Saved data entries:
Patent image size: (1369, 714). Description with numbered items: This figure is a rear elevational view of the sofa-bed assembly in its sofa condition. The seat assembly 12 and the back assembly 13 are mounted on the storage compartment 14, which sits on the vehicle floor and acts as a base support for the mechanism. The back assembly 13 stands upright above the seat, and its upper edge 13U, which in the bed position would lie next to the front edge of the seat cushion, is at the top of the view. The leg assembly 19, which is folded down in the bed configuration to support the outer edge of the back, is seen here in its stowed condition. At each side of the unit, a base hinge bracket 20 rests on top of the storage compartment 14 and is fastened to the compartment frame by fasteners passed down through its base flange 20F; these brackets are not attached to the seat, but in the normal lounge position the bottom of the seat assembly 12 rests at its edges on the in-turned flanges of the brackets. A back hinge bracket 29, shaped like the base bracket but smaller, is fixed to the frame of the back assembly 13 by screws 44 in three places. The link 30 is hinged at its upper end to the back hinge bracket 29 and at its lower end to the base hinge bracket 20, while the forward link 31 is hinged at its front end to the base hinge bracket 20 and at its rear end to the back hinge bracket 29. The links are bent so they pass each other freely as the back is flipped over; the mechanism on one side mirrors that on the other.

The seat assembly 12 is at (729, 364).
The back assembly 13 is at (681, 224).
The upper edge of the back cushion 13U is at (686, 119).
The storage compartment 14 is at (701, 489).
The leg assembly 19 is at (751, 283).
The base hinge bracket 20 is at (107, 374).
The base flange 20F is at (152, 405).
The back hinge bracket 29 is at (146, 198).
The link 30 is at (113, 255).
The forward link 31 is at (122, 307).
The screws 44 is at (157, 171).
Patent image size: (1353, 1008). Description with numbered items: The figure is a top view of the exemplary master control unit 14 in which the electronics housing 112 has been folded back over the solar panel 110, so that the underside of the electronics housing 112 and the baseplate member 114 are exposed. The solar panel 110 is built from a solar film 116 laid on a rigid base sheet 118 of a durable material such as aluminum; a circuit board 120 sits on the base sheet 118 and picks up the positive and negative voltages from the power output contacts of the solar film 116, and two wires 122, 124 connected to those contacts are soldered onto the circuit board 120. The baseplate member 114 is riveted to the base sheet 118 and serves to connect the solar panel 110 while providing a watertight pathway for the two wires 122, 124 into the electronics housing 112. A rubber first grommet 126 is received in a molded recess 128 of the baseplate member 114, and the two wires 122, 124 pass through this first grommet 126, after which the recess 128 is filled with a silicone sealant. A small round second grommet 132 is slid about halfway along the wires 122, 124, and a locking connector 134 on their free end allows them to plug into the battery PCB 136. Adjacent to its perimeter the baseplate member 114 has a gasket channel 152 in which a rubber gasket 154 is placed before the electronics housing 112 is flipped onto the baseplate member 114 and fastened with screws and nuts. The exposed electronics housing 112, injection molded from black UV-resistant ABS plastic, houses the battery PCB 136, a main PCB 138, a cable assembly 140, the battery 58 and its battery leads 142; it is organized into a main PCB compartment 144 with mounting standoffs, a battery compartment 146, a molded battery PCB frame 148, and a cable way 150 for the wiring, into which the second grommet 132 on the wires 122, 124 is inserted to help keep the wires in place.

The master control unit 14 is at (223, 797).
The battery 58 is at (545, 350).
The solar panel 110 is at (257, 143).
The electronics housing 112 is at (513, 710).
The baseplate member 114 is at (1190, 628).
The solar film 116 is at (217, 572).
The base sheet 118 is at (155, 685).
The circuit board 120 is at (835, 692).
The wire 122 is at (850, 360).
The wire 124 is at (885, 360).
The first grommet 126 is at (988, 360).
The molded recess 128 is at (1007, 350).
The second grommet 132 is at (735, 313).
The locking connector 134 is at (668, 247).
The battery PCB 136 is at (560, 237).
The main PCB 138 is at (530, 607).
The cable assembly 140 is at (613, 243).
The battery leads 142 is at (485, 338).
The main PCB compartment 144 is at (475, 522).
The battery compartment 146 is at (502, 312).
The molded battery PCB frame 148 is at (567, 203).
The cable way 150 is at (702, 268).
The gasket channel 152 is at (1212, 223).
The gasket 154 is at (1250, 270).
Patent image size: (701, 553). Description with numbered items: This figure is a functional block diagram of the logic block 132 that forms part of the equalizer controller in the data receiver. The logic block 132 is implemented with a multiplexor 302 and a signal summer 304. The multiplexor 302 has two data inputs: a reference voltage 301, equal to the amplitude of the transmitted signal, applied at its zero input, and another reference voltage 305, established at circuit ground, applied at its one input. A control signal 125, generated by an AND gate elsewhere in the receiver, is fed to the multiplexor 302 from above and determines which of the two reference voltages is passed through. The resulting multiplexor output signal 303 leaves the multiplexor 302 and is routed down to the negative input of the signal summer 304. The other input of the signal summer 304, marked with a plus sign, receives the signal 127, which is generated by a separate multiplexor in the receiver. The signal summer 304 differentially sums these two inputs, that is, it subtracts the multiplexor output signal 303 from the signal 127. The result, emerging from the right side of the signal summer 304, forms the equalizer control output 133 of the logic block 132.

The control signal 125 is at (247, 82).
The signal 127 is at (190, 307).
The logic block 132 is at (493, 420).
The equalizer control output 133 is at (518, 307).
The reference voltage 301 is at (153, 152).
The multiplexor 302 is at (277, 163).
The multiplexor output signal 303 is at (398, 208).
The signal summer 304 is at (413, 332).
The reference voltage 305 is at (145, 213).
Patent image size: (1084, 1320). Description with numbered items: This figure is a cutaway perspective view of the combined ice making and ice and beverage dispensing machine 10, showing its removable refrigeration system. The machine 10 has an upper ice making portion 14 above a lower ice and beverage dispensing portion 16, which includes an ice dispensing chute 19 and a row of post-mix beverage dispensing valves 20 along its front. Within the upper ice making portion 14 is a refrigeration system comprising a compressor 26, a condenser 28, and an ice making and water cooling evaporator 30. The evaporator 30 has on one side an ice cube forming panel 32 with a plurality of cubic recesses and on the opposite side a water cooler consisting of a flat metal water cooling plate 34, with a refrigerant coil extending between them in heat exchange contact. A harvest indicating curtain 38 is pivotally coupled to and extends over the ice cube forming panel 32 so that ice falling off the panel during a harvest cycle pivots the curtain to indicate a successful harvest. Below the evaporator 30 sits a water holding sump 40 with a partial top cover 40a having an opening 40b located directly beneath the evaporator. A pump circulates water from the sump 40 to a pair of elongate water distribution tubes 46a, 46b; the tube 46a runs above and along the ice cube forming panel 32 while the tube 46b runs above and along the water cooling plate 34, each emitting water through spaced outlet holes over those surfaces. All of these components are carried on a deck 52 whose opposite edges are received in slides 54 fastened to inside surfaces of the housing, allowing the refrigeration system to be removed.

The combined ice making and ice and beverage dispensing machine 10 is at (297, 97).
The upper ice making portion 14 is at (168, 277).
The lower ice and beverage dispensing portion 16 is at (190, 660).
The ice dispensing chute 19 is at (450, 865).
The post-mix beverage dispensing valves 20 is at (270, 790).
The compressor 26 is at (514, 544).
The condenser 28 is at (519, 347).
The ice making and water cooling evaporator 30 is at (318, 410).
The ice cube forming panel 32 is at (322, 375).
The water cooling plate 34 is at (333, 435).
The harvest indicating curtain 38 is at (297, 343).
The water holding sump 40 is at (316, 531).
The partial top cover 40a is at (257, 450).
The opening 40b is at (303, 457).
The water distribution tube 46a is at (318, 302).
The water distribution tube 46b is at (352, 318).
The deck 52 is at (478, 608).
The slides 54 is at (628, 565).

## [TASK INSTRUCTIONS]
Lay out the entries above as a two-column CSV with the headers "entry" and "answer," one row per entry. Put each entry's text and its answer in a single quoted field, with line breaks replaced by spaces.

## [EXERCISE RESPONSE]
entry,answer
"Patent image size: (1369, 714). Description with numbered items: This figure is a rear elevational view of the sofa-bed assembly in its sofa condition. The seat assembly 12 and the back assembly 13 are mounted on the storage compartment 14, which sits on the vehicle floor and acts as a base support for the mechanism. The back assembly 13 stands upright above the seat, and its upper edge 13U, which in the bed position would lie next to the front edge of the seat cushion, is at the top of the view. The leg assembly 19, which is folded down in the bed configuration to support the outer edge of the back, is seen here in its stowed condition. At each side of the unit, a base hinge bracket 20 rests on top of the storage compartment 14 and is fastened to the compartment frame by fasteners passed down through its base flange 20F; these brackets are not attached to the seat, but in the normal lounge position the bottom of the seat assembly 12 rests at its edges on the in-turned flanges of the brackets. A back hinge bracket 29, shaped like the base bracket but smaller, is fixed to the frame of the back assembly 13 by screws 44 in three places. The link 30 is hinged at its upper end to the back hinge bracket 29 and at its lower end to the base hinge bracket 20, while the forward link 31 is hinged at its front end to the base hinge bracket 20 and at its rear end to the back hinge bracket 29. The links are bent so they pass each other freely as the back is flipped over; the mechanism on one side mirrors that on the other.","The seat assembly 12 is at (729, 364). The back assembly 13 is at (681, 224). The upper edge of the back cushion 13U is at (686, 119). The storage compartment 14 is at (701, 489). The leg assembly 19 is at (751, 283). The base hinge bracket 20 is at (107, 374). The base flange 20F is at (152, 405). The back hinge bracket 29 is at (146, 198). The link 30 is at (113, 255). The forward link 31 is at (122, 307). The screws 44 is at (157, 171)."
"Patent image size: (1353, 1008). Description with numbered items: The figure is a top view of the exemplary master control unit 14 in which the electronics housing 112 has been folded back over the solar panel 110, so that the underside of the electronics housing 112 and the baseplate member 114 are exposed. The solar panel 110 is built from a solar film 116 laid on a rigid base sheet 118 of a durable material such as aluminum; a circuit board 120 sits on the base sheet 118 and picks up the positive and negative voltages from the power output contacts of the solar film 116, and two wires 122, 124 connected to those contacts are soldered onto the circuit board 120. The baseplate member 114 is riveted to the base sheet 118 and serves to connect the solar panel 110 while providing a watertight pathway for the two wires 122, 124 into the electronics housing 112. A rubber first grommet 126 is received in a molded recess 128 of the baseplate member 114, and the two wires 122, 124 pass through this first grommet 126, after which the recess 128 is filled with a silicone sealant. A small round second grommet 132 is slid about halfway along the wires 122, 124, and a locking connector 134 on their free end allows them to plug into the battery PCB 136. Adjacent to its perimeter the baseplate member 114 has a gasket channel 152 in which a rubber gasket 154 is placed before the electronics housing 112 is flipped onto the baseplate member 114 and fastened with screws and nuts. The exposed electronics housing 112, injection molded from black UV-resistant ABS plastic, houses the battery PCB 136, a main PCB 138, a cable assembly 140, the battery 58 and its battery leads 142; it is organized into a main PCB compartment 144 with mounting standoffs, a battery compartment 146, a molded battery PCB frame 148, and a cable way 150 for the wiring, into which the second grommet 132 on the wires 122, 124 is inserted to help keep the wires in place.","The master control unit 14 is at (223, 797). The battery 58 is at (545, 350). The solar panel 110 is at (257, 143). The electronics housing 112 is at (513, 710). The baseplate member 114 is at (1190, 628). The solar film 116 is at (217, 572). The base sheet 118 is at (155, 685). The circuit board 120 is at (835, 692). The wire 122 is at (850, 360). The wire 124 is at (885, 360). The first grommet 126 is at (988, 360). The molded recess 128 is at (1007, 350). The second grommet 132 is at (735, 313). The locking connector 134 is at (668, 247). The battery PCB 136 is at (560, 237). The main PCB 138 is at (530, 607). The cable assembly 140 is at (613, 243). The battery leads 142 is at (485, 338). The main PCB compartment 144 is at (475, 522). The battery compartment 146 is at (502, 312). The molded battery PCB frame 148 is at (567, 203). The cable way 150 is at (702, 268). The gasket channel 152 is at (1212, 223). The gasket 154 is at (1250, 270)."
"Patent image size: (701, 553). Description with numbered items: This figure is a functional block diagram of the logic block 132 that forms part of the equalizer controller in the data receiver. The logic block 132 is implemented with a multiplexor 302 and a signal summer 304. The multiplexor 302 has two data inputs: a reference voltage 301, equal to the amplitude of the transmitted signal, applied at its zero input, and another reference voltage 305, established at circuit ground, applied at its one input. A control signal 125, generated by an AND gate elsewhere in the receiver, is fed to the multiplexor 302 from above and determines which of the two reference voltages is passed through. The resulting multiplexor output signal 303 leaves the multiplexor 302 and is routed down to the negative input of the signal summer 304. The other input of the signal summer 304, marked with a plus sign, receives the signal 127, which is generated by a separate multiplexor in the receiver. The signal summer 304 differentially sums these two inputs, that is, it subtracts the multiplexor output signal 303 from the signal 127. The result, emerging from the right side of the signal summer 304, forms the equalizer control output 133 of the logic block 132.","The control signal 125 is at (247, 82). The signal 127 is at (190, 307). The logic block 132 is at (493, 420). The equalizer control output 133 is at (518, 307). The reference voltage 301 is at (153, 152). The multiplexor 302 is at (277, 163). The multiplexor output signal 303 is at (398, 208). The signal summer 304 is at (413, 332). The reference voltage 305 is at (145, 213)."
"Patent image size: (1084, 1320). Description with numbered items: This figure is a cutaway perspective view of the combined ice making and ice and beverage dispensing machine 10, showing its removable refrigeration system. The machine 10 has an upper ice making portion 14 above a lower ice and beverage dispensing portion 16, which includes an ice dispensing chute 19 and a row of post-mix beverage dispensing valves 20 along its front. Within the upper ice making portion 14 is a refrigeration system comprising a compressor 26, a condenser 28, and an ice making and water cooling evaporator 30. The evaporator 30 has on one side an ice cube forming panel 32 with a plurality of cubic recesses and on the opposite side a water cooler consisting of a flat metal water cooling plate 34, with a refrigerant coil extending between them in heat exchange contact. A harvest indicating curtain 38 is pivotally coupled to and extends over the ice cube forming panel 32 so that ice falling off the panel during a harvest cycle pivots the curtain to indicate a successful harvest. Below the evaporator 30 sits a water holding sump 40 with a partial top cover 40a having an opening 40b located directly beneath the evaporator. A pump circulates water from the sump 40 to a pair of elongate water distribution tubes 46a, 46b; the tube 46a runs above and along the ice cube forming panel 32 while the tube 46b runs above and along the water cooling plate 34, each emitting water through spaced outlet holes over those surfaces. All of these components are carried on a deck 52 whose opposite edges are received in slides 54 fastened to inside surfaces of the housing, allowing the refrigeration system to be removed.","The combined ice making and ice and beverage dispensing machine 10 is at (297, 97). The upper ice making portion 14 is at (168, 277). The lower ice and beverage dispensing portion 16 is at (190, 660). The ice dispensing chute 19 is at (450, 865). The post-mix beverage dispensing valves 20 is at (270, 790). The compressor 26 is at (514, 544). The condenser 28 is at (519, 347). The ice making and water cooling evaporator 30 is at (318, 410). The ice cube forming panel 32 is at (322, 375). The water cooling plate 34 is at (333, 435). The harvest indicating curtain 38 is at (297, 343). The water holding sump 40 is at (316, 531). The partial top cover 40a is at (257, 450). The opening 40b is at (303, 457). The water distribution tube 46a is at (318, 302). The water distribution tube 46b is at (352, 318). The deck 52 is at (478, 608). The slides 54 is at (628, 565)."